[Written problem]
Each line that holds the word "this" counts once; give the total number of such lines and nothing else.

[Provided data]
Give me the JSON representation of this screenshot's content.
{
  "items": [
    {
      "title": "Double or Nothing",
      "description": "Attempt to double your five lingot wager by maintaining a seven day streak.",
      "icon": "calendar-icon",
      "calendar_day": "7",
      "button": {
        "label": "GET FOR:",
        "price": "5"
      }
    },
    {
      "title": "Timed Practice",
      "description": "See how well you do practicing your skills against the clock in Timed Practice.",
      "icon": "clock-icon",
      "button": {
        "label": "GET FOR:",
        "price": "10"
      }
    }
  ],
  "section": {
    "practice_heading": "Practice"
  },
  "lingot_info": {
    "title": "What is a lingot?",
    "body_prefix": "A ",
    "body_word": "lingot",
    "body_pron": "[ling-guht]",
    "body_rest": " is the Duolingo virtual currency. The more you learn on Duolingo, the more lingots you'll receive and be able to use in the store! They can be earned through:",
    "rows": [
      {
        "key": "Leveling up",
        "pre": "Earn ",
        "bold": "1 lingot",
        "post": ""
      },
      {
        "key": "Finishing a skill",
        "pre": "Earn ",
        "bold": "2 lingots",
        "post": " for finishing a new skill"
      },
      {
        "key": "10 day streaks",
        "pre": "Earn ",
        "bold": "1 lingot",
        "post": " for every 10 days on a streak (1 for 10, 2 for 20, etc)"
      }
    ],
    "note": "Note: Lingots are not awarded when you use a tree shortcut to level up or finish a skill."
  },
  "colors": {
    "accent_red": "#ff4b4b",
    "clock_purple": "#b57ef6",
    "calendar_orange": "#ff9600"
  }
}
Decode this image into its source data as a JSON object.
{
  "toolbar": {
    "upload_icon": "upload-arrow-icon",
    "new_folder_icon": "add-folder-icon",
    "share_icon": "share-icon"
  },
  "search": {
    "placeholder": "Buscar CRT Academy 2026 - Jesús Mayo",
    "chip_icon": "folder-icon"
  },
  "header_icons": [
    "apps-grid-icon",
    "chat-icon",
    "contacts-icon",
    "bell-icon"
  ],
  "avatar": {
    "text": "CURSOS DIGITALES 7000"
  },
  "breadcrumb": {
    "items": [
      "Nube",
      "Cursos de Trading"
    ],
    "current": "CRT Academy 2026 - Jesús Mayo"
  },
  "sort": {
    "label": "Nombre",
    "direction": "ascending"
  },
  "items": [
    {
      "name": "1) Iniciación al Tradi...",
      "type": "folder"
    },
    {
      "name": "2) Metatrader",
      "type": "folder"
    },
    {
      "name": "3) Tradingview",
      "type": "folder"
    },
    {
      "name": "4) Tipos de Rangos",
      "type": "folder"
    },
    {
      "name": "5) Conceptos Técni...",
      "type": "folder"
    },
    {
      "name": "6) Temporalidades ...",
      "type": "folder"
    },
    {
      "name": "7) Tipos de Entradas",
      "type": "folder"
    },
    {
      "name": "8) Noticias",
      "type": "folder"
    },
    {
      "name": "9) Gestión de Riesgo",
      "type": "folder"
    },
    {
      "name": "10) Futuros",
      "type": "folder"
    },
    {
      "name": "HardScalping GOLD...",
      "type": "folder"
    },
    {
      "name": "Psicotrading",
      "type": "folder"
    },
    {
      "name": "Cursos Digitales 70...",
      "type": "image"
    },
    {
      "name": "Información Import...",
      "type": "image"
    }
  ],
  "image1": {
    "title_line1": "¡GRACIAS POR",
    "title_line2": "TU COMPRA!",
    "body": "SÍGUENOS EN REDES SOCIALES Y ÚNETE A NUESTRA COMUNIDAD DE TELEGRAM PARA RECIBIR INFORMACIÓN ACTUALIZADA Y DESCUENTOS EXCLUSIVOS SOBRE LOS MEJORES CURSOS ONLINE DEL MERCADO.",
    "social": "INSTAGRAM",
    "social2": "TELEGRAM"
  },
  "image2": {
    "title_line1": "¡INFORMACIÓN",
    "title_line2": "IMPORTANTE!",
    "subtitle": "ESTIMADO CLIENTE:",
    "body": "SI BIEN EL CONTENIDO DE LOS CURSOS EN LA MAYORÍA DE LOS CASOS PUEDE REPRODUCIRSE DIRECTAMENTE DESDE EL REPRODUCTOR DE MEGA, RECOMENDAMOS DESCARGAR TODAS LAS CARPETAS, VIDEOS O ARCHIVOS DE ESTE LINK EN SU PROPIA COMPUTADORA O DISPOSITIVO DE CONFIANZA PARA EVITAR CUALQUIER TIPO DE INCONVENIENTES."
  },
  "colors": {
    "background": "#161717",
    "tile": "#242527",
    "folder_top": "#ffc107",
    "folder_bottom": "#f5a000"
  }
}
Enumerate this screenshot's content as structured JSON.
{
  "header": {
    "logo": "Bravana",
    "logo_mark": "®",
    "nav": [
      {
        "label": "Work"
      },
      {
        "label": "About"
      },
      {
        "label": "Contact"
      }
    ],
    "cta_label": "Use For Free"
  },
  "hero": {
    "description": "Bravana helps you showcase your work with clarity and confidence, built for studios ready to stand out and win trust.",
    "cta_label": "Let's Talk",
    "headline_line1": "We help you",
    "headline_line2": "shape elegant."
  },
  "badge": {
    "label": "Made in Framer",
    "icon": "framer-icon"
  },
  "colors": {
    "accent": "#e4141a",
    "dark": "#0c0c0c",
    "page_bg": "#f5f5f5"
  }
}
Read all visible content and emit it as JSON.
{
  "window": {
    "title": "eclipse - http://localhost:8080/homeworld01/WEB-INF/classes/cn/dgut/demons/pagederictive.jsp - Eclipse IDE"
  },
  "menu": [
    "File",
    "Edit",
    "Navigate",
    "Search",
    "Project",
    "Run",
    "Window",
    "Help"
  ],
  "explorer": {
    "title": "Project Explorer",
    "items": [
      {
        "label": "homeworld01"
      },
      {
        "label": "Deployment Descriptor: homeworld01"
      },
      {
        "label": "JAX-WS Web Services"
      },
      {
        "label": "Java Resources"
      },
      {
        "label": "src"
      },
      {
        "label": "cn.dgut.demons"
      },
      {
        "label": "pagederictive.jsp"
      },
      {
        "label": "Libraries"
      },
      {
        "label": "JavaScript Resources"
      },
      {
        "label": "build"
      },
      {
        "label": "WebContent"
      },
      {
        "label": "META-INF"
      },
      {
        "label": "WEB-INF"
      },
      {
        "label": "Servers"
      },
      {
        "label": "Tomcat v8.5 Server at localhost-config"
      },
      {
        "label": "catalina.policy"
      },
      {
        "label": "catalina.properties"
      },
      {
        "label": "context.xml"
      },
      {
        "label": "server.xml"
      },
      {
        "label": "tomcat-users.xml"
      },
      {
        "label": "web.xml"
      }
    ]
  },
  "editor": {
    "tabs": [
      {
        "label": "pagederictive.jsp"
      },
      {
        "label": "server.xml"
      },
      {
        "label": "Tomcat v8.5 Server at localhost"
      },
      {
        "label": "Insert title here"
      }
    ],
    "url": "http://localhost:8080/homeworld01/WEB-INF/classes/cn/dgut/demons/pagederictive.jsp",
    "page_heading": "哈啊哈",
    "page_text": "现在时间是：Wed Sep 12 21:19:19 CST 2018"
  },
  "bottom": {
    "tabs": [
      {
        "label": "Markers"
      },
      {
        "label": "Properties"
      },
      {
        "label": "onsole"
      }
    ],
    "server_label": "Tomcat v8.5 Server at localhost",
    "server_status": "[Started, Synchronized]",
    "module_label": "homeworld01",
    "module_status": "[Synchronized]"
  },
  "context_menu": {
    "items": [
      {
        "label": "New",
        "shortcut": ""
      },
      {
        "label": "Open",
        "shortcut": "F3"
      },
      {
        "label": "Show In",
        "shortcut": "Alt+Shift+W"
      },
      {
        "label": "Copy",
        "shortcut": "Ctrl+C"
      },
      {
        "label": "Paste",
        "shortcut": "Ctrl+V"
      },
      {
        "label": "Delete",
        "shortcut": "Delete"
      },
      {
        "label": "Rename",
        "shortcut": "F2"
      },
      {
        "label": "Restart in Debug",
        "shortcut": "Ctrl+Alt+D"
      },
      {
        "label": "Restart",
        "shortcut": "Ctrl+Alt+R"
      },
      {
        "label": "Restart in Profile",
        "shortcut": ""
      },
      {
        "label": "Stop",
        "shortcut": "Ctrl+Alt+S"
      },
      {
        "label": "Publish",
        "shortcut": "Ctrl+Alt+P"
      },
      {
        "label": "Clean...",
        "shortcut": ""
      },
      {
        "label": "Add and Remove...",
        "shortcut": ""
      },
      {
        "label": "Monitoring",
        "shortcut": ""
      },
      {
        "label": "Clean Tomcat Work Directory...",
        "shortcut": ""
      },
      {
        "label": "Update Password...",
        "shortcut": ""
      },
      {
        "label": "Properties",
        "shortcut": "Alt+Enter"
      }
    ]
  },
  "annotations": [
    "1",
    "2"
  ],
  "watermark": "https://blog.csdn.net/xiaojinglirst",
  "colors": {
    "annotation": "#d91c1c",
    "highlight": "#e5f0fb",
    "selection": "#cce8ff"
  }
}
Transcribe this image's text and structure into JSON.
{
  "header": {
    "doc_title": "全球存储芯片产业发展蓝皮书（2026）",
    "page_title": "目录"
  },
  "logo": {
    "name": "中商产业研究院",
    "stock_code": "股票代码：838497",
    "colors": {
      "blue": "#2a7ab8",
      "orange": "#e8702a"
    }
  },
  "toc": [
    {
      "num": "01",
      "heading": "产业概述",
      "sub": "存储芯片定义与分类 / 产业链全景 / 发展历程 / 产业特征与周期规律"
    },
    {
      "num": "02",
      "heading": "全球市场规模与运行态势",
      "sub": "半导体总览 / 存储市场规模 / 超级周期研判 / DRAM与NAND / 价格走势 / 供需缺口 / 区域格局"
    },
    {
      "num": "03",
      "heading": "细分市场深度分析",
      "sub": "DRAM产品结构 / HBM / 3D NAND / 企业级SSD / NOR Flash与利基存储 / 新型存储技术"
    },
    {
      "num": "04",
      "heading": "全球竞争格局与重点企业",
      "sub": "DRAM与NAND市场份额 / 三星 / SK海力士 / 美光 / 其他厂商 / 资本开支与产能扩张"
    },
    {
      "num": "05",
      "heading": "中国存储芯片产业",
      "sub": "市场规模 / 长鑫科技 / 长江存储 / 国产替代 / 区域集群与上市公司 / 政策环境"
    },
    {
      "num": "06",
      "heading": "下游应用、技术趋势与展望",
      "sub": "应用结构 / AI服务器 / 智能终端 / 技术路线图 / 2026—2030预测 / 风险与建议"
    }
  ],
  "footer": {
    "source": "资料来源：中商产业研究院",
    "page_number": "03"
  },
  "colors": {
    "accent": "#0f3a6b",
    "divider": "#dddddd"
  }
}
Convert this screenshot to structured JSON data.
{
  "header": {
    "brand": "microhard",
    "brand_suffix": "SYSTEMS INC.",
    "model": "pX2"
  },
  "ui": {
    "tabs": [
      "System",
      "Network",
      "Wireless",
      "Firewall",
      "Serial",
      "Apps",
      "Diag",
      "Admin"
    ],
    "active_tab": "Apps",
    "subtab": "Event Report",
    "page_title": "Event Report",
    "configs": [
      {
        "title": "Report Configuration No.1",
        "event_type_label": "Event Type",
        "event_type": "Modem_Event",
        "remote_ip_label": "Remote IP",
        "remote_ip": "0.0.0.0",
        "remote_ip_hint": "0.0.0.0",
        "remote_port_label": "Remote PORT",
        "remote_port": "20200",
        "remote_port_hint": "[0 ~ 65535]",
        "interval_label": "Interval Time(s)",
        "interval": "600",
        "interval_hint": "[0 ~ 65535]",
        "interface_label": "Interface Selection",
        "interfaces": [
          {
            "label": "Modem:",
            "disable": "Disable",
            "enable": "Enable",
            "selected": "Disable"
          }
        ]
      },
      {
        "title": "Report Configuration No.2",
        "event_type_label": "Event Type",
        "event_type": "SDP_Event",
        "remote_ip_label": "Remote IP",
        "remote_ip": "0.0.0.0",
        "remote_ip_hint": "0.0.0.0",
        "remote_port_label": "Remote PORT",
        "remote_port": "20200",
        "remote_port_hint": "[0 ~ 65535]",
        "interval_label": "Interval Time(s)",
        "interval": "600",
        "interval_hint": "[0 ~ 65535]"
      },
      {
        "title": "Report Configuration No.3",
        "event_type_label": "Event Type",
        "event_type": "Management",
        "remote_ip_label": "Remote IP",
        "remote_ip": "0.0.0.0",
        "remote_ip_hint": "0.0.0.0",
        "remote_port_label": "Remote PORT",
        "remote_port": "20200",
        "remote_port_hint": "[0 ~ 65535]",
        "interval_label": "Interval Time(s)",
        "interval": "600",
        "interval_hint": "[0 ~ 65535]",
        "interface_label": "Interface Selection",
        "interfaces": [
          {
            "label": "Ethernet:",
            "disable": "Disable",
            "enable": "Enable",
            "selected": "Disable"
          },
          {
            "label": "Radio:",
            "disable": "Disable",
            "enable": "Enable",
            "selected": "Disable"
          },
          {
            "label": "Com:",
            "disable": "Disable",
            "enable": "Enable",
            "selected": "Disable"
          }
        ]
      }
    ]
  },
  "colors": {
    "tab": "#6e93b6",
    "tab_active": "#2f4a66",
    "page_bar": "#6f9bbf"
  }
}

[Reply to the task]
5